• _WORK REQUIRED_:
Print exactly, and only, the lines running from the line containing "Output a JSON" through the end of the records below.

• _DATA EXTRACT_:
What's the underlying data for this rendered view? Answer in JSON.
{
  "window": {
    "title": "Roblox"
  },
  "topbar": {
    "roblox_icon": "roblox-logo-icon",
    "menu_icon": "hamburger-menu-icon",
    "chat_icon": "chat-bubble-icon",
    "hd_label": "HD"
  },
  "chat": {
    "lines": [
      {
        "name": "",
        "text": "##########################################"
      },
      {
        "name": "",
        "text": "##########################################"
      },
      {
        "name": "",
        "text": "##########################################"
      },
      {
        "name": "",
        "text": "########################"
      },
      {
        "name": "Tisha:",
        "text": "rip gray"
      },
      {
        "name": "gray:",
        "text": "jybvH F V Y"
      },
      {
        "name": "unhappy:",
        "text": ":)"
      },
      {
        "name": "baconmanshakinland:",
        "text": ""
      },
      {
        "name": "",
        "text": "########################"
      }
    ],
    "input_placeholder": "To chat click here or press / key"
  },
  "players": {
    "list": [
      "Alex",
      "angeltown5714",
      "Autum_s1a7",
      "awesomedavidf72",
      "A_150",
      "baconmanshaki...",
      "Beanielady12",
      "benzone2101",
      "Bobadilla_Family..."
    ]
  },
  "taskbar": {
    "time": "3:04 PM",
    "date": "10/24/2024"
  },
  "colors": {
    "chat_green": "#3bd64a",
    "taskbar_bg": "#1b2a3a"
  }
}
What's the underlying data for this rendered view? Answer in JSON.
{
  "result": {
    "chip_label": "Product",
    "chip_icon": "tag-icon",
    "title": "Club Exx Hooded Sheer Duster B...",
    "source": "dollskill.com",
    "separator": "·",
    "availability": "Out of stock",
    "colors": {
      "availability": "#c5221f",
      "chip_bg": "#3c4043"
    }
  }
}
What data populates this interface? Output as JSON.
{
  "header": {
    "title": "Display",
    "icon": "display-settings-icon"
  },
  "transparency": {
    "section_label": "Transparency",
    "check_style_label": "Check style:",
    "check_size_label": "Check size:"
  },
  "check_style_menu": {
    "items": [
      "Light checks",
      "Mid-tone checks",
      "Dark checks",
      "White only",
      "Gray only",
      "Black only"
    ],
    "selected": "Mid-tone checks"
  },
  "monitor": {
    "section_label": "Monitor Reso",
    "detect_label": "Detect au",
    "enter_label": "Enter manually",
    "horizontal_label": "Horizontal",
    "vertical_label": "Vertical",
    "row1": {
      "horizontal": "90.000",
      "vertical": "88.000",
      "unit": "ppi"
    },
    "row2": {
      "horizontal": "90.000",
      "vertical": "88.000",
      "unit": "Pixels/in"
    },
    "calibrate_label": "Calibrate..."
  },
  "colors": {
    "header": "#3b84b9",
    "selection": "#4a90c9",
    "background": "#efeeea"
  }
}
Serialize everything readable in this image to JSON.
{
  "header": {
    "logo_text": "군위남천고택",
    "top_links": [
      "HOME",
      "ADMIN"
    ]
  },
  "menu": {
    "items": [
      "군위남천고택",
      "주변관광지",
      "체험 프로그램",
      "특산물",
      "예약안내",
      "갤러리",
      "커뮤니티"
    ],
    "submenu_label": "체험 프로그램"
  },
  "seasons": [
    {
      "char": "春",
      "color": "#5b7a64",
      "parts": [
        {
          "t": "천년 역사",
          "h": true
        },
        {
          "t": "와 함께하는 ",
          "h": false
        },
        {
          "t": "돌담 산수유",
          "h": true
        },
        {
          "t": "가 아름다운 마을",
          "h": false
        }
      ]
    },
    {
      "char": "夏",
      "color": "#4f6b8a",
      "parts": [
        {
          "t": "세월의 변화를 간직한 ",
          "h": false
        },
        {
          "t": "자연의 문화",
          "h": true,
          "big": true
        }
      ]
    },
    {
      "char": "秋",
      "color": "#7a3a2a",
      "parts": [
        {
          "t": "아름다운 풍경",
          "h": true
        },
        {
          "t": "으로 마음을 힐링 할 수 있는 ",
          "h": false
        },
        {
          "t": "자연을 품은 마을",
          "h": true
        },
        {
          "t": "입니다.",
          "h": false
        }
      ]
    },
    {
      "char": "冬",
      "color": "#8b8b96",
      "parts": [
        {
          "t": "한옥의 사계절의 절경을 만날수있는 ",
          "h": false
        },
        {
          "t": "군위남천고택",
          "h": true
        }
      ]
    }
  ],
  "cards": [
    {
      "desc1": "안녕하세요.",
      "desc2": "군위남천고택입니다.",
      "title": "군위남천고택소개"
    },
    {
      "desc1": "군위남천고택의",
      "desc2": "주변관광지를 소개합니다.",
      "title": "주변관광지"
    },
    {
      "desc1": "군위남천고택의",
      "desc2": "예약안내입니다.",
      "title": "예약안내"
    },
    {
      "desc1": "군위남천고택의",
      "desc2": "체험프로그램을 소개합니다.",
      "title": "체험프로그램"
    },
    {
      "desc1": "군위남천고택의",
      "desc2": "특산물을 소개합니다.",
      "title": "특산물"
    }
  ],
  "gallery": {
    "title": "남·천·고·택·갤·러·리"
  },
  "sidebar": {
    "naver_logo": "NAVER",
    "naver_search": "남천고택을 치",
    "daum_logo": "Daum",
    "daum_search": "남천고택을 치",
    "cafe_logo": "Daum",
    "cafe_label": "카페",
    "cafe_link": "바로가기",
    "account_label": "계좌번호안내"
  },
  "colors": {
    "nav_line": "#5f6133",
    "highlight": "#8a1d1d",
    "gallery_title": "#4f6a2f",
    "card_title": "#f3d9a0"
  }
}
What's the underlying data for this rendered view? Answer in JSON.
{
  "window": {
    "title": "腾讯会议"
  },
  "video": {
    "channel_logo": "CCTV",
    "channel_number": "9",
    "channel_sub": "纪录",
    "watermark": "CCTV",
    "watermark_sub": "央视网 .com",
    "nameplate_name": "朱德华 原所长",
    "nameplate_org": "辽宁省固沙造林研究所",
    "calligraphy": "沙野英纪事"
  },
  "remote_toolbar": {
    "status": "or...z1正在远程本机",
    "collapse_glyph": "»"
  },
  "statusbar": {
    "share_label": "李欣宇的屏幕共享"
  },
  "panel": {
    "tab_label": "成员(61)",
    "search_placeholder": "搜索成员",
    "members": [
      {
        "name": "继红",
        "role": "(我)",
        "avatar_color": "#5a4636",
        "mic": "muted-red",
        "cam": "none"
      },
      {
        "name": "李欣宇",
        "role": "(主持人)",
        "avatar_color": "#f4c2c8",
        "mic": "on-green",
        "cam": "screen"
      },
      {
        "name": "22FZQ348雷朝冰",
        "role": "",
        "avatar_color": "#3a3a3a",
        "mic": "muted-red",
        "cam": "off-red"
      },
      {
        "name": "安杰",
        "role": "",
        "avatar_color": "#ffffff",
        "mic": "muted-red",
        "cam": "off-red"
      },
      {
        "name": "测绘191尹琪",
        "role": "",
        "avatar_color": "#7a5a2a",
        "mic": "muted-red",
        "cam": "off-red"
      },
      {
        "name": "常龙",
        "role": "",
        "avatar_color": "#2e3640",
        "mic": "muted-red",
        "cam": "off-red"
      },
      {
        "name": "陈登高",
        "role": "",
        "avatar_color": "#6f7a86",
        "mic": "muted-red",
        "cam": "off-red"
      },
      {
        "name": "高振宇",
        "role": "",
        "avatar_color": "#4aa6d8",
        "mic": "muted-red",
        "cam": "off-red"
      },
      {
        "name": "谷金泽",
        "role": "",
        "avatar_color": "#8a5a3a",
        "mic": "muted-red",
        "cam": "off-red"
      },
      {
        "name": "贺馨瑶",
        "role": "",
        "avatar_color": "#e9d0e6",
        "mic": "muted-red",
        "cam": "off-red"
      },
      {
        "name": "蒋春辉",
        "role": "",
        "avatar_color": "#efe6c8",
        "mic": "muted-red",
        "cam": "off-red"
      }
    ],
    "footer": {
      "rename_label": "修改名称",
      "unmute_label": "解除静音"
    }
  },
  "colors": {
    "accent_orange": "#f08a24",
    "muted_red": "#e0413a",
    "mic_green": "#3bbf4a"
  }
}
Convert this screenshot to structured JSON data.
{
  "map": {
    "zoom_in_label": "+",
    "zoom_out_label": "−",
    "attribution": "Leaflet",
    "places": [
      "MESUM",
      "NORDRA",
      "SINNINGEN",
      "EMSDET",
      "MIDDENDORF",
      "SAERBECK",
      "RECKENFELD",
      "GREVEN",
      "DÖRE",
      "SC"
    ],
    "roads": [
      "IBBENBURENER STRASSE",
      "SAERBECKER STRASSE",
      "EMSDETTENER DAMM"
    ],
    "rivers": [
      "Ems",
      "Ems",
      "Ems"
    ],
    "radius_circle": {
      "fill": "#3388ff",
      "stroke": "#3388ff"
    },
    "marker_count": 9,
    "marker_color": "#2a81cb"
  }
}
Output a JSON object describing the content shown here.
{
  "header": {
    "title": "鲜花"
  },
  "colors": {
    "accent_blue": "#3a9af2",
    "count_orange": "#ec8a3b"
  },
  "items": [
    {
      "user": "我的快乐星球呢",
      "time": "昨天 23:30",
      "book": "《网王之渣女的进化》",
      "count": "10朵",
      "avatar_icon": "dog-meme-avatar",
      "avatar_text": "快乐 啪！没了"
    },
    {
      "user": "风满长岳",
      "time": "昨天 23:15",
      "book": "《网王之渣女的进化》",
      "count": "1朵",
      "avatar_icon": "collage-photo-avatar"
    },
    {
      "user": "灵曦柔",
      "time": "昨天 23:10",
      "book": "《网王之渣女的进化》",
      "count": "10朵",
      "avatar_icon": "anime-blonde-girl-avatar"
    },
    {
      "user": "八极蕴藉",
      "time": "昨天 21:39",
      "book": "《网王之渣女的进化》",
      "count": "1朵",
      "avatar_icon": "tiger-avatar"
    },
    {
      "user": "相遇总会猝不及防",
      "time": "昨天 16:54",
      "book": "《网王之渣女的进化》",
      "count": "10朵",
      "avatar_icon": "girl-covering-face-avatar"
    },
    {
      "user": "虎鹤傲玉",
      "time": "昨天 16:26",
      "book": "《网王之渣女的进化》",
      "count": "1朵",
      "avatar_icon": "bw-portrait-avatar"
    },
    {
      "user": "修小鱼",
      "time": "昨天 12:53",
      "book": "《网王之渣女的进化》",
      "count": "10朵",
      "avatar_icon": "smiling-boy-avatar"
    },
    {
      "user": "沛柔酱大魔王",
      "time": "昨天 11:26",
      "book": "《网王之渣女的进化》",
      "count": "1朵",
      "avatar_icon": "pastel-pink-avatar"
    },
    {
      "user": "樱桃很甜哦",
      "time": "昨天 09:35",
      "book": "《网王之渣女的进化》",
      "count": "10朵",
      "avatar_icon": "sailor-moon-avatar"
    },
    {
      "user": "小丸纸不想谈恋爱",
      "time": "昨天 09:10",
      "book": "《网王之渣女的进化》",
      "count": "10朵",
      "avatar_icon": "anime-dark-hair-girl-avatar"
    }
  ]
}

• _CORRECT ANSWER_:
Output a JSON object describing the content shown here.
{
  "header": {
    "title": "鲜花"
  },
  "colors": {
    "accent_blue": "#3a9af2",
    "count_orange": "#ec8a3b"
  },
  "items": [
    {
      "user": "我的快乐星球呢",
      "time": "昨天 23:30",
      "book": "《网王之渣女的进化》",
      "count": "10朵",
      "avatar_icon": "dog-meme-avatar",
      "avatar_text": "快乐 啪！没了"
    },
    {
      "user": "风满长岳",
      "time": "昨天 23:15",
      "book": "《网王之渣女的进化》",
      "count": "1朵",
      "avatar_icon": "collage-photo-avatar"
    },
    {
      "user": "灵曦柔",
      "time": "昨天 23:10",
      "book": "《网王之渣女的进化》",
      "count": "10朵",
      "avatar_icon": "anime-blonde-girl-avatar"
    },
    {
      "user": "八极蕴藉",
      "time": "昨天 21:39",
      "book": "《网王之渣女的进化》",
      "count": "1朵",
      "avatar_icon": "tiger-avatar"
    },
    {
      "user": "相遇总会猝不及防",
      "time": "昨天 16:54",
      "book": "《网王之渣女的进化》",
      "count": "10朵",
      "avatar_icon": "girl-covering-face-avatar"
    },
    {
      "user": "虎鹤傲玉",
      "time": "昨天 16:26",
      "book": "《网王之渣女的进化》",
      "count": "1朵",
      "avatar_icon": "bw-portrait-avatar"
    },
    {
      "user": "修小鱼",
      "time": "昨天 12:53",
      "book": "《网王之渣女的进化》",
      "count": "10朵",
      "avatar_icon": "smiling-boy-avatar"
    },
    {
      "user": "沛柔酱大魔王",
      "time": "昨天 11:26",
      "book": "《网王之渣女的进化》",
      "count": "1朵",
      "avatar_icon": "pastel-pink-avatar"
    },
    {
      "user": "樱桃很甜哦",
      "time": "昨天 09:35",
      "book": "《网王之渣女的进化》",
      "count": "10朵",
      "avatar_icon": "sailor-moon-avatar"
    },
    {
      "user": "小丸纸不想谈恋爱",
      "time": "昨天 09:10",
      "book": "《网王之渣女的进化》",
      "count": "10朵",
      "avatar_icon": "anime-dark-hair-girl-avatar"
    }
  ]
}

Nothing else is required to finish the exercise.